**Your task**
State only the number of lines that contain the string "name".

*-*-*

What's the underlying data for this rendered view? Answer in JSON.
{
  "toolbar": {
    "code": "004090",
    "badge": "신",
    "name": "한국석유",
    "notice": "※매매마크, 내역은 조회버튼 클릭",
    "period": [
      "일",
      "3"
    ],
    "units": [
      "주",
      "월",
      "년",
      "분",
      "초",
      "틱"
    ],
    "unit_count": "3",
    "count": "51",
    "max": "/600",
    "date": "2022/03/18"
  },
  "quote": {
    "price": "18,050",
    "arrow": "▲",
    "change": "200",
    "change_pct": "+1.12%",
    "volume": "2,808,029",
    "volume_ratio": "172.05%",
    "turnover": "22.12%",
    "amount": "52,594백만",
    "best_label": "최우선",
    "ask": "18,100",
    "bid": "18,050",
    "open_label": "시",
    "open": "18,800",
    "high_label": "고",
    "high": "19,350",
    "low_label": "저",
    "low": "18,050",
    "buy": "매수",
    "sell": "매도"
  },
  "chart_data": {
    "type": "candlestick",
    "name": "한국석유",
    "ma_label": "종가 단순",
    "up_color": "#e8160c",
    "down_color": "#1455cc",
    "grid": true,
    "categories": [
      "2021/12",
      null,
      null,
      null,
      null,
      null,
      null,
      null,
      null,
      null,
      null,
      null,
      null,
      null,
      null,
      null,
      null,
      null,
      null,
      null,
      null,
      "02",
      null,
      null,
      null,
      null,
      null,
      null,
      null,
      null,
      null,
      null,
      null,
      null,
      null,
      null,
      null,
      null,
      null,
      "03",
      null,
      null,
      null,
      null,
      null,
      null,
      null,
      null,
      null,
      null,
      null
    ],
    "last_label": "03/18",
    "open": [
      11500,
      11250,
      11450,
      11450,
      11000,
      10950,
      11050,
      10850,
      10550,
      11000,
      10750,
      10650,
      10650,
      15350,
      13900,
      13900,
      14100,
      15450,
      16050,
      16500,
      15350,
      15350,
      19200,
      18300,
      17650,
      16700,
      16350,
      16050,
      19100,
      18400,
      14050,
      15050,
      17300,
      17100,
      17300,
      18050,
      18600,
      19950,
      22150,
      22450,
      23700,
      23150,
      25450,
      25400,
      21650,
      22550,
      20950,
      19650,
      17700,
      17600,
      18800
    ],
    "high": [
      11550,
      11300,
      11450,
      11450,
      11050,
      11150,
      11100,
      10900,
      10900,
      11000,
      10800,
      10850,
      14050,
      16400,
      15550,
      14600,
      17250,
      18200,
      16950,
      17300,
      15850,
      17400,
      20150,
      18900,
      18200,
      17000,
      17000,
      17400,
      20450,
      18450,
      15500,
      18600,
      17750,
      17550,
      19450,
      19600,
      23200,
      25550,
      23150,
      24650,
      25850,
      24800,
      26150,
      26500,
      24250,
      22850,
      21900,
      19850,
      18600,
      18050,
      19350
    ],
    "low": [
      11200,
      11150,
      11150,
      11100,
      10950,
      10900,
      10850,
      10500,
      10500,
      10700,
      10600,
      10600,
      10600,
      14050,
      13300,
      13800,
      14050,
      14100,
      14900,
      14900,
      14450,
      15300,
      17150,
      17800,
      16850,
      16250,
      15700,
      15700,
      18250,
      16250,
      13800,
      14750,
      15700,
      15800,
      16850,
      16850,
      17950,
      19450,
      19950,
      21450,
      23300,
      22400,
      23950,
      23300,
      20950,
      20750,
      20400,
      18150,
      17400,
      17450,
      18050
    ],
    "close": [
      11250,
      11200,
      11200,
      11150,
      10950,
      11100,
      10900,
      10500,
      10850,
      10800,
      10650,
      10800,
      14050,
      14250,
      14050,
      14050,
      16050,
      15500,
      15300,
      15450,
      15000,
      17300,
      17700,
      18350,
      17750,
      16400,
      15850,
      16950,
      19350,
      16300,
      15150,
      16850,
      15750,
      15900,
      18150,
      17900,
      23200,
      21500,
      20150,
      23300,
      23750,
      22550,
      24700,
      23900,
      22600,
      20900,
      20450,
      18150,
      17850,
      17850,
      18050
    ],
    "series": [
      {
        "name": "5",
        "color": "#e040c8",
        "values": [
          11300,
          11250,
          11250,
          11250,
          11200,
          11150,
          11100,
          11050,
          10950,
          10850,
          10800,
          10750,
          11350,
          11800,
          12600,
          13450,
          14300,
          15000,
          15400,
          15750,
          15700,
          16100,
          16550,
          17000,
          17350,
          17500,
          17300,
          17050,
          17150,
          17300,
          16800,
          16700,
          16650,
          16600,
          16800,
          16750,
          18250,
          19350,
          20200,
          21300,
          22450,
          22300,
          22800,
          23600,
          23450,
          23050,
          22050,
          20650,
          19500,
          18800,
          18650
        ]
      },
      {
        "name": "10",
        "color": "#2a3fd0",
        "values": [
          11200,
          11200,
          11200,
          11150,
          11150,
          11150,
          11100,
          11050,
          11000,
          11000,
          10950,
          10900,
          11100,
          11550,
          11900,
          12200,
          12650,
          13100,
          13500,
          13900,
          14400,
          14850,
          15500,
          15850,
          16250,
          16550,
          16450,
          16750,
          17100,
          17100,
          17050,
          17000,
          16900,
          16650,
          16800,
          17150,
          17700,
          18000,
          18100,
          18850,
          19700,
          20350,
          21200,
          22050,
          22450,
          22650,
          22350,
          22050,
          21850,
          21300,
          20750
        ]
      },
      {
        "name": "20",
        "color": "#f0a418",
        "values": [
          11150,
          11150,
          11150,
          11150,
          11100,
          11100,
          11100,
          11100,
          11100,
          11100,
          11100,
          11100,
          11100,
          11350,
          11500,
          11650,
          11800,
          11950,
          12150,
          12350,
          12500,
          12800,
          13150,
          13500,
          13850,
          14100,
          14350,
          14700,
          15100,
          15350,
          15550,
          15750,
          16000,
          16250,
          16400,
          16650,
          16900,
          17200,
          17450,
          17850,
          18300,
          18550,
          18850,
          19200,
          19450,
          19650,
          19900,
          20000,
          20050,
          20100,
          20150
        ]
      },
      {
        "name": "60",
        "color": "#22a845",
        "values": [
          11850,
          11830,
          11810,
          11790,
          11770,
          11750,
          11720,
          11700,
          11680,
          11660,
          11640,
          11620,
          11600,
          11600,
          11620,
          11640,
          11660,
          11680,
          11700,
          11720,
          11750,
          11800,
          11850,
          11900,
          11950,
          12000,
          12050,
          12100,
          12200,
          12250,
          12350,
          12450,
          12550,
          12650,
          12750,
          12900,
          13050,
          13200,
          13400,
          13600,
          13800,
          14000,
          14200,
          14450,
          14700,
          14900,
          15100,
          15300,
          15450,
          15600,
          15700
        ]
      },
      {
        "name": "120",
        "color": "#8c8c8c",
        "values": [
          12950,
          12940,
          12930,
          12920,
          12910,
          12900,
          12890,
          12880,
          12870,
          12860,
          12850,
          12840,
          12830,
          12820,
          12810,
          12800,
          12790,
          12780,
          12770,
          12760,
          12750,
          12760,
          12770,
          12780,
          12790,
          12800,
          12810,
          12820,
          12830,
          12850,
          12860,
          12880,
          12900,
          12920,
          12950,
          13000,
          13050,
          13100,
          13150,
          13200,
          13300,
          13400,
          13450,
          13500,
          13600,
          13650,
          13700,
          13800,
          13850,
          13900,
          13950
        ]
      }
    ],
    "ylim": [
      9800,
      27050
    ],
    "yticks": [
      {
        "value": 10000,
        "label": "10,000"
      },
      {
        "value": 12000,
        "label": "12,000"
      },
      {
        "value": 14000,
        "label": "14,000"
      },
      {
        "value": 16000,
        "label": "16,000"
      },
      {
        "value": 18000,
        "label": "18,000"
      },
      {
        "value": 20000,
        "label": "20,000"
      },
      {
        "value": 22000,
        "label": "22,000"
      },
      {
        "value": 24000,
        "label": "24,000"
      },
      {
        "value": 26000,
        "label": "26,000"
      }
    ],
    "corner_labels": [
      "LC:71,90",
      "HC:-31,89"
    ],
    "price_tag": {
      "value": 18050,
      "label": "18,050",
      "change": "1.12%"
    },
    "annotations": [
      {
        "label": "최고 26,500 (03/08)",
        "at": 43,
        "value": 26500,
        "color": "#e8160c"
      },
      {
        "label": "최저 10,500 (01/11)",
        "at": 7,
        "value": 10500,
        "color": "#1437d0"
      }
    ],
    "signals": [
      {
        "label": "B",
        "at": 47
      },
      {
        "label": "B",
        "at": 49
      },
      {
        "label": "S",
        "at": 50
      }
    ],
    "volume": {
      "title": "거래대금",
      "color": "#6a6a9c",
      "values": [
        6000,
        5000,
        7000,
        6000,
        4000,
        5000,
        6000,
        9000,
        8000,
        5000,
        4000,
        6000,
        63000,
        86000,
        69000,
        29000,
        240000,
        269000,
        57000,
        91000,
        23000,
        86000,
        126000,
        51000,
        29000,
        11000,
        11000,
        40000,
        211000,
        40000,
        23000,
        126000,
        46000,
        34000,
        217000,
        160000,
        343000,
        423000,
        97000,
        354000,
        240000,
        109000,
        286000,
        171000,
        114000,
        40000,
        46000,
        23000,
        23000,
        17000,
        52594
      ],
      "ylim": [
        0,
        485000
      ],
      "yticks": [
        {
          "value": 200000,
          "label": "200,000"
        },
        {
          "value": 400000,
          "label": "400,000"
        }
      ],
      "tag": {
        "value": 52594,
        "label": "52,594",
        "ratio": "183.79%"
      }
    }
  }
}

*-*-*

**Result for this task**
7